Given request -
Collect every line of the records below that contains the word "this".

Entries from a dataset -
◆ ◆ ◆
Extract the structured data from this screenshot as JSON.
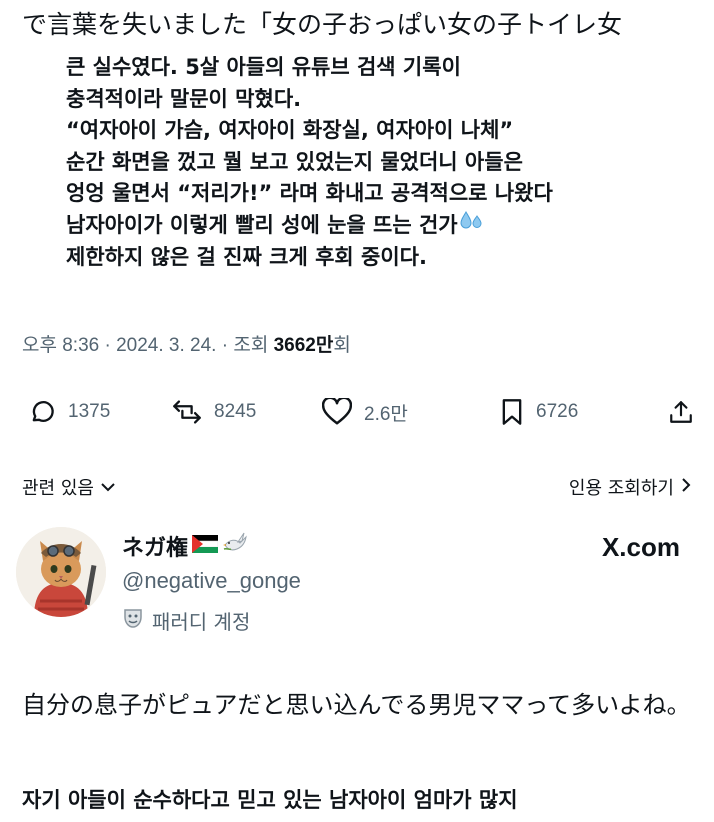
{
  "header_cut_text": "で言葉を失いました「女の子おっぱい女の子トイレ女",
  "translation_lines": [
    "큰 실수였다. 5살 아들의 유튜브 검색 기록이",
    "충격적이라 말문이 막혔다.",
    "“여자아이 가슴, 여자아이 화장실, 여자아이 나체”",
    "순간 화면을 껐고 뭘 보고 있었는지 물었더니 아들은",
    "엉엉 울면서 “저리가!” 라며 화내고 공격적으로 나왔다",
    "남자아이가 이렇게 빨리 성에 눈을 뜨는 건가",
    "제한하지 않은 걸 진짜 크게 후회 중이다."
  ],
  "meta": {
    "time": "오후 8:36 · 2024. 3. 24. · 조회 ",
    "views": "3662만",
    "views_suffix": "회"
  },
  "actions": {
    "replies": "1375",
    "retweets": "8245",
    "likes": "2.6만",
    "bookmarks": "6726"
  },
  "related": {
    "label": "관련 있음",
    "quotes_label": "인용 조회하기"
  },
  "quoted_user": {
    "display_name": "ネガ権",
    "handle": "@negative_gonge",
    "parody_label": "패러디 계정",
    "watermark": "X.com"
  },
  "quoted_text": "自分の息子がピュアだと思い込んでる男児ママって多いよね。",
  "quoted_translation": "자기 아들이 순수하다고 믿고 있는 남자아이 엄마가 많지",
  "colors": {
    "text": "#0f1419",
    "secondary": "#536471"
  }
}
◆ ◆ ◆
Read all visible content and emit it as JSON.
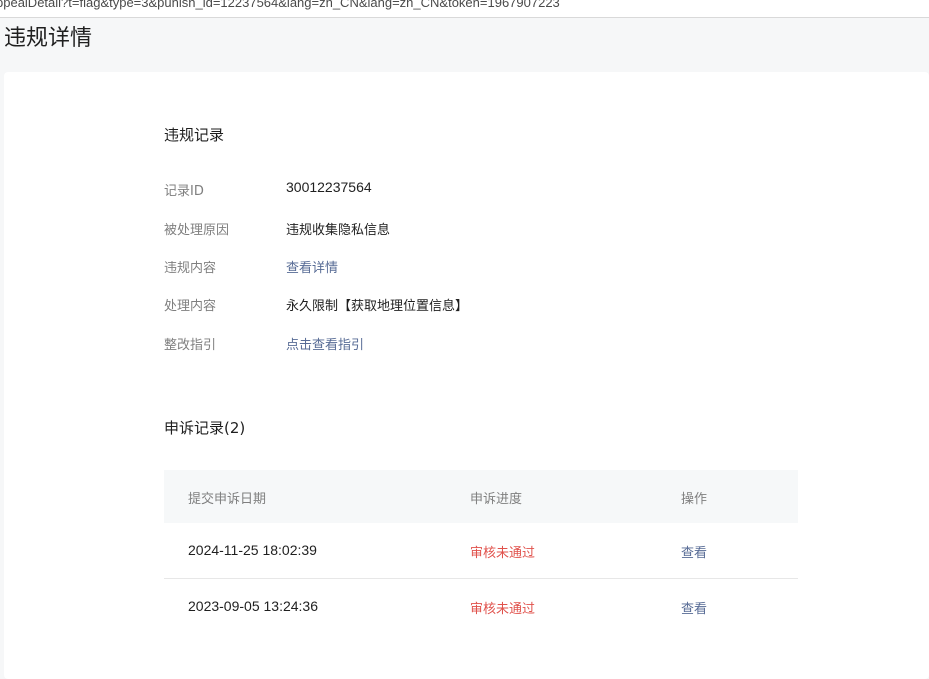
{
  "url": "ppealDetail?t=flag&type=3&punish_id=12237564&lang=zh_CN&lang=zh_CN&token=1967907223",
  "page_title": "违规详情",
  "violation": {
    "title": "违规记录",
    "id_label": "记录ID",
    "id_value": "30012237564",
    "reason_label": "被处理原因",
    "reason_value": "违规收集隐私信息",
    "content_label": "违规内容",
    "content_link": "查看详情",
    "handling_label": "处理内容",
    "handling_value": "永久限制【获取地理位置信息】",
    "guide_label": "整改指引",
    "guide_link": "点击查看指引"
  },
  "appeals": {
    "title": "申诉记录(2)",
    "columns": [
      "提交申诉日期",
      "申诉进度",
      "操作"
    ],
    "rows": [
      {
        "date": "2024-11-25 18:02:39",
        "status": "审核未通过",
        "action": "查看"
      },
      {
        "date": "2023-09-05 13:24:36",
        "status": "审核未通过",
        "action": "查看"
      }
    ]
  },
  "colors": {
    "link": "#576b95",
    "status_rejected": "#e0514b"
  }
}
◆ ◆ ◆
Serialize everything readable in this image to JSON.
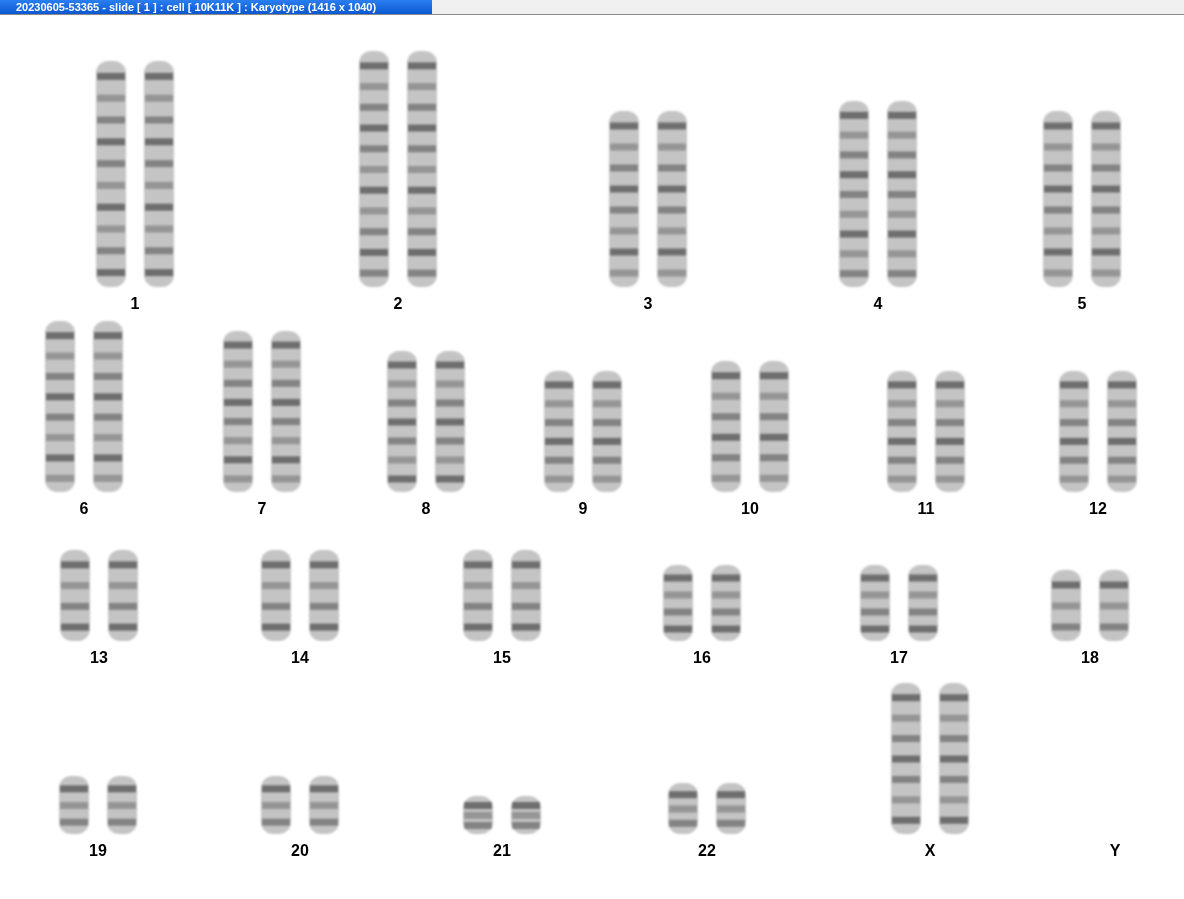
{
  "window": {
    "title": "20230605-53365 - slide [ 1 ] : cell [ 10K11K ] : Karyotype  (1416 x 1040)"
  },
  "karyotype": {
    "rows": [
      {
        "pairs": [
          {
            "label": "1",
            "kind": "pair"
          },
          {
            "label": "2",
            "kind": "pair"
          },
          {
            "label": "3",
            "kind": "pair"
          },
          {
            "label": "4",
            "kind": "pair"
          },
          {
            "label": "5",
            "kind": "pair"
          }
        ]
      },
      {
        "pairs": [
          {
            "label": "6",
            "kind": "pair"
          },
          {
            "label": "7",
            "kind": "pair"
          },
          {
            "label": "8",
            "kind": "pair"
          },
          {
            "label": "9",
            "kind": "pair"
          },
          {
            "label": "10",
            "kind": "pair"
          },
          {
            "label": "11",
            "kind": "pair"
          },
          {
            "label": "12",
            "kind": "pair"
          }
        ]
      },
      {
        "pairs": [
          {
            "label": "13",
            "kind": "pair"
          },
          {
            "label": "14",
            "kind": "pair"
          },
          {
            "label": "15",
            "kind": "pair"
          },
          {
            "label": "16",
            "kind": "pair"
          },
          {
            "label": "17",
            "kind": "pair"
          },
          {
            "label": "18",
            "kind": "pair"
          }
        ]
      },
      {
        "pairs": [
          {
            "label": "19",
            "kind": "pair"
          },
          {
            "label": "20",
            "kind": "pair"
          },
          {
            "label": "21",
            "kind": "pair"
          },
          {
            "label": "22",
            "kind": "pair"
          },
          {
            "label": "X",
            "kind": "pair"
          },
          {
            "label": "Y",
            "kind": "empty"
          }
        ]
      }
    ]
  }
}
◆ ◆ ◆
The output -
Extract the structured data from this screenshot as JSON.
Serialize everything readable in this image to JSON.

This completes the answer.